RECORD EXTRACTS

+ + + + +

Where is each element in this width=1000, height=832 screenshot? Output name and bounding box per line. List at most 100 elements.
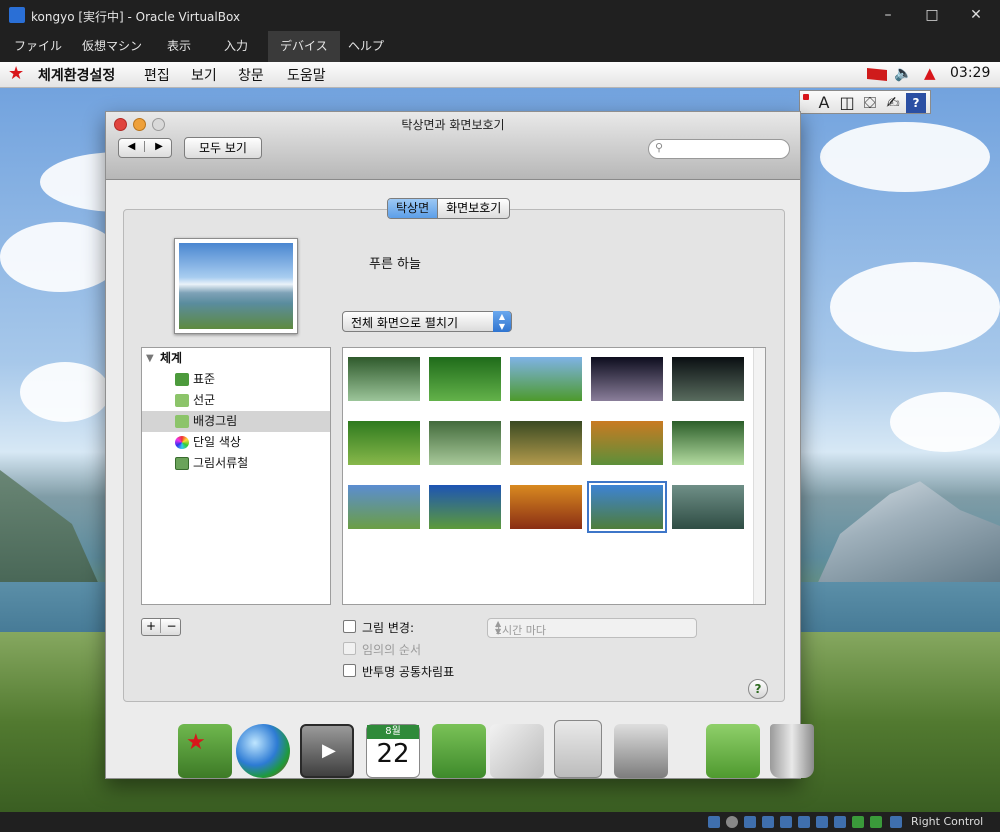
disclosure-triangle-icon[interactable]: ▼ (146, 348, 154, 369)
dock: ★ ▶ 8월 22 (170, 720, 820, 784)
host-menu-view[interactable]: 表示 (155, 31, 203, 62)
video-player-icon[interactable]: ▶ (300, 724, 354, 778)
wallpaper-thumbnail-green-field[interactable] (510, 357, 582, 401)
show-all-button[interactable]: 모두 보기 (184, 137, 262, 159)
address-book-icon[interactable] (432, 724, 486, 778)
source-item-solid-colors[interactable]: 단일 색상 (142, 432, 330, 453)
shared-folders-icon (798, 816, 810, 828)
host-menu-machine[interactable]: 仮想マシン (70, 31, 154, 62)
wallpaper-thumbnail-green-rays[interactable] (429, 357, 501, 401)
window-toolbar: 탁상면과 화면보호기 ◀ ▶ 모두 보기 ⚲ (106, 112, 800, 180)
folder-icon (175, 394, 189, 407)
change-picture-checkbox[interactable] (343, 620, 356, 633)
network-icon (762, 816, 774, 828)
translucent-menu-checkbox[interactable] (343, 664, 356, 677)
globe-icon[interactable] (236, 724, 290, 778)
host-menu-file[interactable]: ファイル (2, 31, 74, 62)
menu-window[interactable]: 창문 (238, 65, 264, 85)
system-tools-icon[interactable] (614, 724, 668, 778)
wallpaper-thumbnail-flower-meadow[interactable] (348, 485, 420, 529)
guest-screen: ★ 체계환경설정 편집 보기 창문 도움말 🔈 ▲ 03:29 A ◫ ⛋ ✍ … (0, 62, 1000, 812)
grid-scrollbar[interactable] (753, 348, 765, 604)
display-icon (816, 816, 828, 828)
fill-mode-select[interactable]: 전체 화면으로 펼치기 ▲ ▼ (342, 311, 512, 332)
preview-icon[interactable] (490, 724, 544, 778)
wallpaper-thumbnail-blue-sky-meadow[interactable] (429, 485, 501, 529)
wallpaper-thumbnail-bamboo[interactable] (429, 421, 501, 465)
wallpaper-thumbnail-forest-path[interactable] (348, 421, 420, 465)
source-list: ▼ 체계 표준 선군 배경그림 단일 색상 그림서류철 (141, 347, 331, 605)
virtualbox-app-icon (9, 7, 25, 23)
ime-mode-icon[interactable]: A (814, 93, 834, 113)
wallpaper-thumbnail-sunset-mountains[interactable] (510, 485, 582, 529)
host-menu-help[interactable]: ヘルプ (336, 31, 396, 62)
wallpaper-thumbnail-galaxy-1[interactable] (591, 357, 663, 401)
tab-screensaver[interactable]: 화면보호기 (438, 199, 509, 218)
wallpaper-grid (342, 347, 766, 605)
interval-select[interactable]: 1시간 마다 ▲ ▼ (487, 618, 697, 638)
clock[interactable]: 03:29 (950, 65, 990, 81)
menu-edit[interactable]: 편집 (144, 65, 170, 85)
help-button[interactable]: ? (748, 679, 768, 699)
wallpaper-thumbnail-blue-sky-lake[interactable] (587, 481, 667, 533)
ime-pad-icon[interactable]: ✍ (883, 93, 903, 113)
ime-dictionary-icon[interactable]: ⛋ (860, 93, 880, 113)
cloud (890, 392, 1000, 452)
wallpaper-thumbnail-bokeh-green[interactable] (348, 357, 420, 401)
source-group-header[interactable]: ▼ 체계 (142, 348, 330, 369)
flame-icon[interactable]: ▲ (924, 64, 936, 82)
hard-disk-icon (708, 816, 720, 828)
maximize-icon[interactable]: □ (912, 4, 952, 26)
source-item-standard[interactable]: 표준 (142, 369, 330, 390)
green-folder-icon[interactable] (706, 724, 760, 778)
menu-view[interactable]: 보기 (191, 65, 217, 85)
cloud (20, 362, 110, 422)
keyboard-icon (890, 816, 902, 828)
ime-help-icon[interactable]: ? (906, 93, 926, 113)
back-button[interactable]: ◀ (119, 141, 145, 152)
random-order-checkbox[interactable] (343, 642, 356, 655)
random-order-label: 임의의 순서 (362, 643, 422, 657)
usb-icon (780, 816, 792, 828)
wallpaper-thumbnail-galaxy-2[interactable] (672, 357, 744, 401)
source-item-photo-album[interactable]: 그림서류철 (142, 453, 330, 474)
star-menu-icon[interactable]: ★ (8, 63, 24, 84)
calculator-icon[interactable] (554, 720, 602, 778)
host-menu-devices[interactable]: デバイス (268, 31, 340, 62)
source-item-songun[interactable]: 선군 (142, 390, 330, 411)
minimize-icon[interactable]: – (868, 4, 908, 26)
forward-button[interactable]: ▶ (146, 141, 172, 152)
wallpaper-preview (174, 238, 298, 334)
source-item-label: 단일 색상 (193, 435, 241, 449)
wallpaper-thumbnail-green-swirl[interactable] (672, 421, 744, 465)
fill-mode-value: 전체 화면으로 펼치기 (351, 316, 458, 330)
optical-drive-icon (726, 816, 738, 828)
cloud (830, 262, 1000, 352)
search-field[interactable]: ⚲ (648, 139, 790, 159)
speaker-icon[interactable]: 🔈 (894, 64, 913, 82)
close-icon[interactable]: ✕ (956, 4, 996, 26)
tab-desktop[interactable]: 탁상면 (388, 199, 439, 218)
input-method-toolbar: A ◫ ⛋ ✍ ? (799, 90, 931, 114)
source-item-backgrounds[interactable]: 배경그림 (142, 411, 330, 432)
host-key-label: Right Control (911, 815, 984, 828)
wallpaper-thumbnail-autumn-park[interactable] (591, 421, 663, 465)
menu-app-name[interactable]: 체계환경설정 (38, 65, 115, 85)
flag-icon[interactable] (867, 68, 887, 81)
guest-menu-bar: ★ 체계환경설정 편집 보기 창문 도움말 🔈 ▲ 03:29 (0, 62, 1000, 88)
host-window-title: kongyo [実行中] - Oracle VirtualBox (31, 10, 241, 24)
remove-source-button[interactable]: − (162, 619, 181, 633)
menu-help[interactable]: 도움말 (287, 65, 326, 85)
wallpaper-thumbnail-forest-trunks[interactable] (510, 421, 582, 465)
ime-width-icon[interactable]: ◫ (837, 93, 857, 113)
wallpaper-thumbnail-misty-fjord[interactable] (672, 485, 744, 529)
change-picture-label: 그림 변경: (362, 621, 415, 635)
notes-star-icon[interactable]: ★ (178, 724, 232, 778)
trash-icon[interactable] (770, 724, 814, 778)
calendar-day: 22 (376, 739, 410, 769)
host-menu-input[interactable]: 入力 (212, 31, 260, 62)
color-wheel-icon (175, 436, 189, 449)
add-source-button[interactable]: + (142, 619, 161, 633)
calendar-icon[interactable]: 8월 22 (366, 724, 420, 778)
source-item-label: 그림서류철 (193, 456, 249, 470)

+ + + + +

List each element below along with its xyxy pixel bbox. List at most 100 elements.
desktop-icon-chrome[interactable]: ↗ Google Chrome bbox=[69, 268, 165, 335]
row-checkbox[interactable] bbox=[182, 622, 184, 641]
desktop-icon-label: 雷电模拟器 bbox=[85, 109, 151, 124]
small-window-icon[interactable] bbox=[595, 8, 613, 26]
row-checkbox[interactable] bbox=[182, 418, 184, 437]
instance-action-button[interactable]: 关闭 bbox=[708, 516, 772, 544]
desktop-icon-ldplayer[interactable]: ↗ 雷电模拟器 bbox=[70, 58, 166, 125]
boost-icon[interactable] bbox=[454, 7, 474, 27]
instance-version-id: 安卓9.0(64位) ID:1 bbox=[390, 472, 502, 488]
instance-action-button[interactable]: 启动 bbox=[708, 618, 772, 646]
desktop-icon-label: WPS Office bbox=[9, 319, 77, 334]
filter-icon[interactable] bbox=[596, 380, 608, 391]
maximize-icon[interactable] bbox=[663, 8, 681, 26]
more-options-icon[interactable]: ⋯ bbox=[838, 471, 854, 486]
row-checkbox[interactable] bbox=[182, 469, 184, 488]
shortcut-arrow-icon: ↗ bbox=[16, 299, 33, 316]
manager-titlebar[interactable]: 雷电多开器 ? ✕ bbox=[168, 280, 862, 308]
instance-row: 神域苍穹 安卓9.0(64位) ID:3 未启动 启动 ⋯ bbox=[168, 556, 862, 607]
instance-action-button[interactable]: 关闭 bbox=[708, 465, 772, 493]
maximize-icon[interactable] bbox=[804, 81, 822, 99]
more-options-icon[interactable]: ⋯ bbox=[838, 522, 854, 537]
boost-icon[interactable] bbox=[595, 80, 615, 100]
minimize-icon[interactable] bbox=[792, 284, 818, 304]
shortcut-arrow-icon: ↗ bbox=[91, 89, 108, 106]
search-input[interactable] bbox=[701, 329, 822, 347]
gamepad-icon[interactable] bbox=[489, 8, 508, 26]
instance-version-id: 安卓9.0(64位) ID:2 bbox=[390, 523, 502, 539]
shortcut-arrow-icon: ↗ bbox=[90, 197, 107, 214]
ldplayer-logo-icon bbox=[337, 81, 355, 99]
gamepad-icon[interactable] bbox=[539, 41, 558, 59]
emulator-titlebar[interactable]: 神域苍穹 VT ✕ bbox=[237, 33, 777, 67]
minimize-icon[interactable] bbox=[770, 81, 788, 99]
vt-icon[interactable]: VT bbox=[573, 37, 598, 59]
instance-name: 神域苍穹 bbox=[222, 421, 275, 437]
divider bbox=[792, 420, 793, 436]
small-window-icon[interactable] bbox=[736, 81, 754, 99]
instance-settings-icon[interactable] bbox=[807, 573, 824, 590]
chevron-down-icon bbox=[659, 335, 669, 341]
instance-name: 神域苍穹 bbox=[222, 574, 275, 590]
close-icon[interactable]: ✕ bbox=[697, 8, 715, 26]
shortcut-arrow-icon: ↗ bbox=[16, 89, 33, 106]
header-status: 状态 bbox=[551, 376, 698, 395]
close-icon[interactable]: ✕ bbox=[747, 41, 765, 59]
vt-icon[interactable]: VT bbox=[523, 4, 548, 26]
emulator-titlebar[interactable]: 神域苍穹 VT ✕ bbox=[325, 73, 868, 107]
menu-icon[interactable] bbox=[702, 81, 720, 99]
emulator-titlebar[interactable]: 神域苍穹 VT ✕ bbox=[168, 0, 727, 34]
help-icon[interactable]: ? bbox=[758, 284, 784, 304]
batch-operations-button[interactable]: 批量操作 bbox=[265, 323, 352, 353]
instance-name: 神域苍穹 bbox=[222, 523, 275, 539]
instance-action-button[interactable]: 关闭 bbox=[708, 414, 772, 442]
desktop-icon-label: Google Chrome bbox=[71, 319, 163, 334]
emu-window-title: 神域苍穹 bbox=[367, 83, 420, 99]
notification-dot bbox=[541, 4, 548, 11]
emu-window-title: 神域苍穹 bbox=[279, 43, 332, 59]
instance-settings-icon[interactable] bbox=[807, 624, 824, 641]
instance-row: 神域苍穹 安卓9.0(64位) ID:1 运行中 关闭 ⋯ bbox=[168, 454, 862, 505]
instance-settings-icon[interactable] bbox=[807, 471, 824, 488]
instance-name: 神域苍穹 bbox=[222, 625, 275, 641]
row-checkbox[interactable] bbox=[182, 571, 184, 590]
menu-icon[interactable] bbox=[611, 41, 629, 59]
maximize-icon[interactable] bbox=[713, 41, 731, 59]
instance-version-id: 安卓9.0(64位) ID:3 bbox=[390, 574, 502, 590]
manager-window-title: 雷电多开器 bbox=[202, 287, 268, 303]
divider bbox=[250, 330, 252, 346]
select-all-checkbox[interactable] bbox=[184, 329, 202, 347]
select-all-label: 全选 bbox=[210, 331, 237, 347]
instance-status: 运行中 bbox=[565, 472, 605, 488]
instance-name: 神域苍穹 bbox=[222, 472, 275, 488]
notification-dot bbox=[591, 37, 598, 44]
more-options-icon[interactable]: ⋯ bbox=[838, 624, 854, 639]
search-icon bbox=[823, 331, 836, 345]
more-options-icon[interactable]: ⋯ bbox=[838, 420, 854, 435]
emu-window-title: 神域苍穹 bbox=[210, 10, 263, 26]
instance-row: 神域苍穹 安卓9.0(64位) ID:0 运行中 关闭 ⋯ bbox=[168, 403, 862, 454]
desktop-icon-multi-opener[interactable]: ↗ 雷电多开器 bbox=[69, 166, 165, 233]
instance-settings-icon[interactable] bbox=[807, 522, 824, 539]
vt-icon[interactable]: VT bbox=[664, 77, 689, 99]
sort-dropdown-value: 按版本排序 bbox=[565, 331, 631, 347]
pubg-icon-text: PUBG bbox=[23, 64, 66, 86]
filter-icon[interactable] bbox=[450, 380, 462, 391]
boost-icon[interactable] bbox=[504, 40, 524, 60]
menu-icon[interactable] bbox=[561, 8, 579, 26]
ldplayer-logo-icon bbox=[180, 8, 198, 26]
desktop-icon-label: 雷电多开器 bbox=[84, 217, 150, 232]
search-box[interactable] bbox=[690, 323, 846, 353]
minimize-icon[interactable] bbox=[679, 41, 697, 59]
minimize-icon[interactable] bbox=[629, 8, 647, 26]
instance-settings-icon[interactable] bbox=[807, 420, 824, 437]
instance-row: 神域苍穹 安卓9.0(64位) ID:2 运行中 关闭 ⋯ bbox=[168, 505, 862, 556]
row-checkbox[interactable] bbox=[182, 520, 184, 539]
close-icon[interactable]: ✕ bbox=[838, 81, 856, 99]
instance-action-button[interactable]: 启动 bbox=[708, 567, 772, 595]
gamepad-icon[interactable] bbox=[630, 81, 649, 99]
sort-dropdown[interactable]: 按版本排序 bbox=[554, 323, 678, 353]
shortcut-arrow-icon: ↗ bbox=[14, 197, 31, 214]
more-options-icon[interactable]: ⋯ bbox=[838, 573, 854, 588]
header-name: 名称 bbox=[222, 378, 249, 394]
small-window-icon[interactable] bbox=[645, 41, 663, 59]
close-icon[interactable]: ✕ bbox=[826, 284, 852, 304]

+ + + + +

GIVEN INSTRUCTION
Please reproduce the data word for word, starting with the line that contains "List each element" and going on through the line that contains "desktop-icon-label: WPS Office", including both of those lines.

RESULT OF THIS EXERCISE
List each element below along with its xyxy pixel bbox. List at most 100 elements.
desktop-icon-chrome[interactable]: ↗ Google Chrome bbox=[69, 268, 165, 335]
row-checkbox[interactable] bbox=[182, 622, 184, 641]
desktop-icon-label: 雷电模拟器 bbox=[85, 109, 151, 124]
small-window-icon[interactable] bbox=[595, 8, 613, 26]
row-checkbox[interactable] bbox=[182, 418, 184, 437]
instance-action-button[interactable]: 关闭 bbox=[708, 516, 772, 544]
desktop-icon-ldplayer[interactable]: ↗ 雷电模拟器 bbox=[70, 58, 166, 125]
boost-icon[interactable] bbox=[454, 7, 474, 27]
instance-version-id: 安卓9.0(64位) ID:1 bbox=[390, 472, 502, 488]
instance-action-button[interactable]: 启动 bbox=[708, 618, 772, 646]
desktop-icon-label: WPS Office bbox=[9, 319, 77, 334]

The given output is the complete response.